The exercise
Output the material exactly, but drop every image it holds.

Extracted data
%%

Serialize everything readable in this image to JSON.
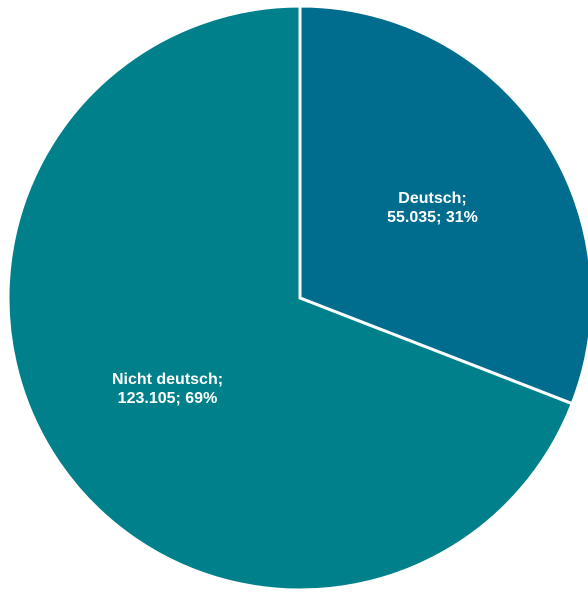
{
  "chart_data": {
    "type": "pie",
    "title": "",
    "start_angle_deg": 0,
    "direction": "clockwise",
    "slices": [
      {
        "category": "Deutsch",
        "value": 55035,
        "value_label": "55.035",
        "percent": 31,
        "percent_label": "31%",
        "label_line1": "Deutsch;",
        "label_line2": "55.035; 31%",
        "color": "#006d8f"
      },
      {
        "category": "Nicht deutsch",
        "value": 123105,
        "value_label": "123.105",
        "percent": 69,
        "percent_label": "69%",
        "label_line1": "Nicht deutsch;",
        "label_line2": "123.105; 69%",
        "color": "#00808a"
      }
    ],
    "legend": "none"
  }
}
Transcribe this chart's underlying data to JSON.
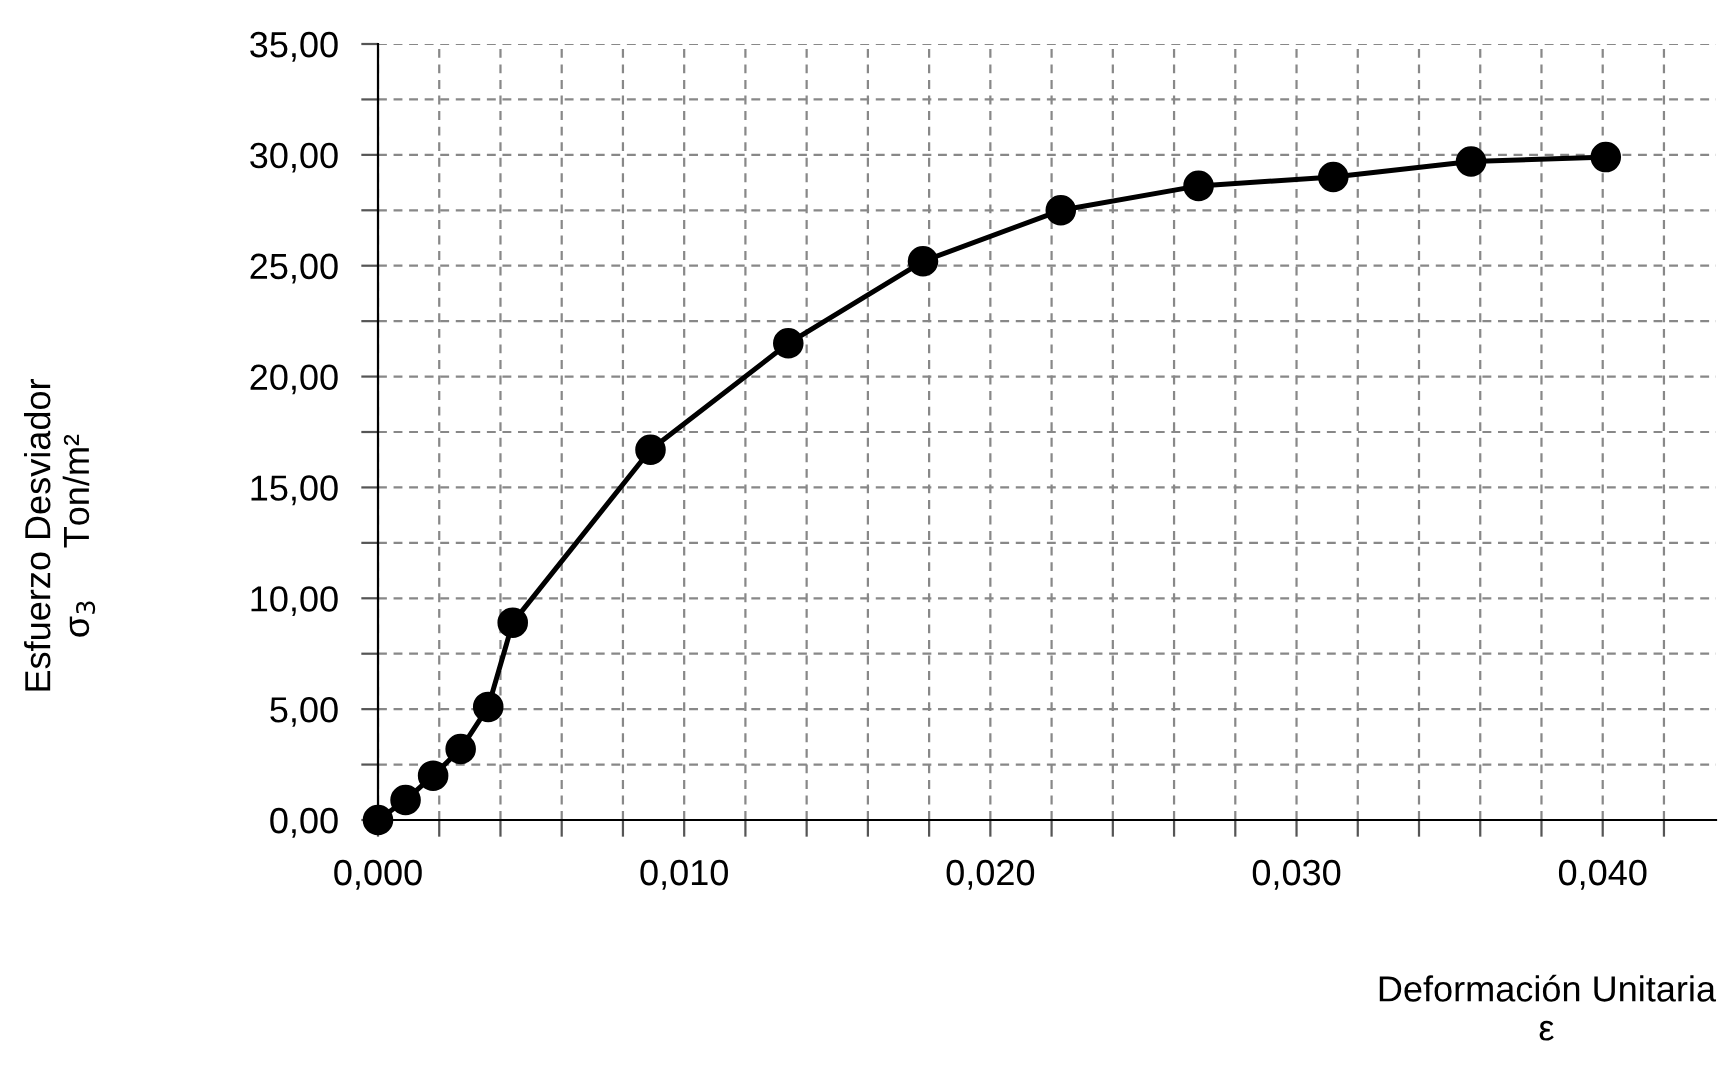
{
  "chart_data": {
    "type": "line",
    "xlabel": "Deformación Unitaria\nε",
    "ylabel": "Esfuerzo Desviador\nσ$_{3}$     Ton/m²",
    "x": [
      0,
      0.0009,
      0.0018,
      0.0027,
      0.0036,
      0.0044,
      0.0089,
      0.0134,
      0.0178,
      0.0223,
      0.0268,
      0.0312,
      0.0357,
      0.0401
    ],
    "series": [
      {
        "color": "#000000",
        "values": [
          0,
          0.9,
          2.0,
          3.2,
          5.1,
          8.9,
          16.7,
          21.5,
          25.2,
          27.5,
          28.6,
          29.0,
          29.7,
          29.9
        ]
      }
    ],
    "marker": "circle",
    "line_style": "solid",
    "grid": true,
    "xlim": [
      0,
      0.0437
    ],
    "xticks": [
      {
        "value": 0,
        "label": "0,000"
      },
      {
        "value": 0.002,
        "label": null
      },
      {
        "value": 0.004,
        "label": null
      },
      {
        "value": 0.006,
        "label": null
      },
      {
        "value": 0.008,
        "label": null
      },
      {
        "value": 0.01,
        "label": "0,010"
      },
      {
        "value": 0.012,
        "label": null
      },
      {
        "value": 0.014,
        "label": null
      },
      {
        "value": 0.016,
        "label": null
      },
      {
        "value": 0.018,
        "label": null
      },
      {
        "value": 0.02,
        "label": "0,020"
      },
      {
        "value": 0.022,
        "label": null
      },
      {
        "value": 0.024,
        "label": null
      },
      {
        "value": 0.026,
        "label": null
      },
      {
        "value": 0.028,
        "label": null
      },
      {
        "value": 0.03,
        "label": "0,030"
      },
      {
        "value": 0.032,
        "label": null
      },
      {
        "value": 0.034,
        "label": null
      },
      {
        "value": 0.036,
        "label": null
      },
      {
        "value": 0.038,
        "label": null
      },
      {
        "value": 0.04,
        "label": "0,040"
      },
      {
        "value": 0.042,
        "label": null
      }
    ],
    "ylim": [
      0,
      35
    ],
    "yticks": [
      {
        "value": 0,
        "label": "0,00"
      },
      {
        "value": 2.5,
        "label": null
      },
      {
        "value": 5,
        "label": "5,00"
      },
      {
        "value": 7.5,
        "label": null
      },
      {
        "value": 10,
        "label": "10,00"
      },
      {
        "value": 12.5,
        "label": null
      },
      {
        "value": 15,
        "label": "15,00"
      },
      {
        "value": 17.5,
        "label": null
      },
      {
        "value": 20,
        "label": "20,00"
      },
      {
        "value": 22.5,
        "label": null
      },
      {
        "value": 25,
        "label": "25,00"
      },
      {
        "value": 27.5,
        "label": null
      },
      {
        "value": 30,
        "label": "30,00"
      },
      {
        "value": 32.5,
        "label": null
      },
      {
        "value": 35,
        "label": "35,00"
      }
    ]
  }
}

%%

Output
Serialize everything readable in this image to JSON.
{
  "chart_data": {
    "type": "pie",
    "title": "",
    "start_angle_deg": 0,
    "direction": "clockwise",
    "slices": [
      {
        "category": "Deutsch",
        "value": 55035,
        "value_label": "55.035",
        "percent": 31,
        "percent_label": "31%",
        "label_line1": "Deutsch;",
        "label_line2": "55.035; 31%",
        "color": "#006d8f"
      },
      {
        "category": "Nicht deutsch",
        "value": 123105,
        "value_label": "123.105",
        "percent": 69,
        "percent_label": "69%",
        "label_line1": "Nicht deutsch;",
        "label_line2": "123.105; 69%",
        "color": "#00808a"
      }
    ],
    "legend": "none"
  }
}
Transcribe this chart's underlying data to JSON.
{
  "chart_data": {
    "type": "line",
    "xlabel": "Deformación Unitaria\nε",
    "ylabel": "Esfuerzo Desviador\nσ$_{3}$     Ton/m²",
    "x": [
      0,
      0.0009,
      0.0018,
      0.0027,
      0.0036,
      0.0044,
      0.0089,
      0.0134,
      0.0178,
      0.0223,
      0.0268,
      0.0312,
      0.0357,
      0.0401
    ],
    "series": [
      {
        "color": "#000000",
        "values": [
          0,
          0.9,
          2.0,
          3.2,
          5.1,
          8.9,
          16.7,
          21.5,
          25.2,
          27.5,
          28.6,
          29.0,
          29.7,
          29.9
        ]
      }
    ],
    "marker": "circle",
    "line_style": "solid",
    "grid": true,
    "xlim": [
      0,
      0.0437
    ],
    "xticks": [
      {
        "value": 0,
        "label": "0,000"
      },
      {
        "value": 0.002,
        "label": null
      },
      {
        "value": 0.004,
        "label": null
      },
      {
        "value": 0.006,
        "label": null
      },
      {
        "value": 0.008,
        "label": null
      },
      {
        "value": 0.01,
        "label": "0,010"
      },
      {
        "value": 0.012,
        "label": null
      },
      {
        "value": 0.014,
        "label": null
      },
      {
        "value": 0.016,
        "label": null
      },
      {
        "value": 0.018,
        "label": null
      },
      {
        "value": 0.02,
        "label": "0,020"
      },
      {
        "value": 0.022,
        "label": null
      },
      {
        "value": 0.024,
        "label": null
      },
      {
        "value": 0.026,
        "label": null
      },
      {
        "value": 0.028,
        "label": null
      },
      {
        "value": 0.03,
        "label": "0,030"
      },
      {
        "value": 0.032,
        "label": null
      },
      {
        "value": 0.034,
        "label": null
      },
      {
        "value": 0.036,
        "label": null
      },
      {
        "value": 0.038,
        "label": null
      },
      {
        "value": 0.04,
        "label": "0,040"
      },
      {
        "value": 0.042,
        "label": null
      }
    ],
    "ylim": [
      0,
      35
    ],
    "yticks": [
      {
        "value": 0,
        "label": "0,00"
      },
      {
        "value": 2.5,
        "label": null
      },
      {
        "value": 5,
        "label": "5,00"
      },
      {
        "value": 7.5,
        "label": null
      },
      {
        "value": 10,
        "label": "10,00"
      },
      {
        "value": 12.5,
        "label": null
      },
      {
        "value": 15,
        "label": "15,00"
      },
      {
        "value": 17.5,
        "label": null
      },
      {
        "value": 20,
        "label": "20,00"
      },
      {
        "value": 22.5,
        "label": null
      },
      {
        "value": 25,
        "label": "25,00"
      },
      {
        "value": 27.5,
        "label": null
      },
      {
        "value": 30,
        "label": "30,00"
      },
      {
        "value": 32.5,
        "label": null
      },
      {
        "value": 35,
        "label": "35,00"
      }
    ]
  }
}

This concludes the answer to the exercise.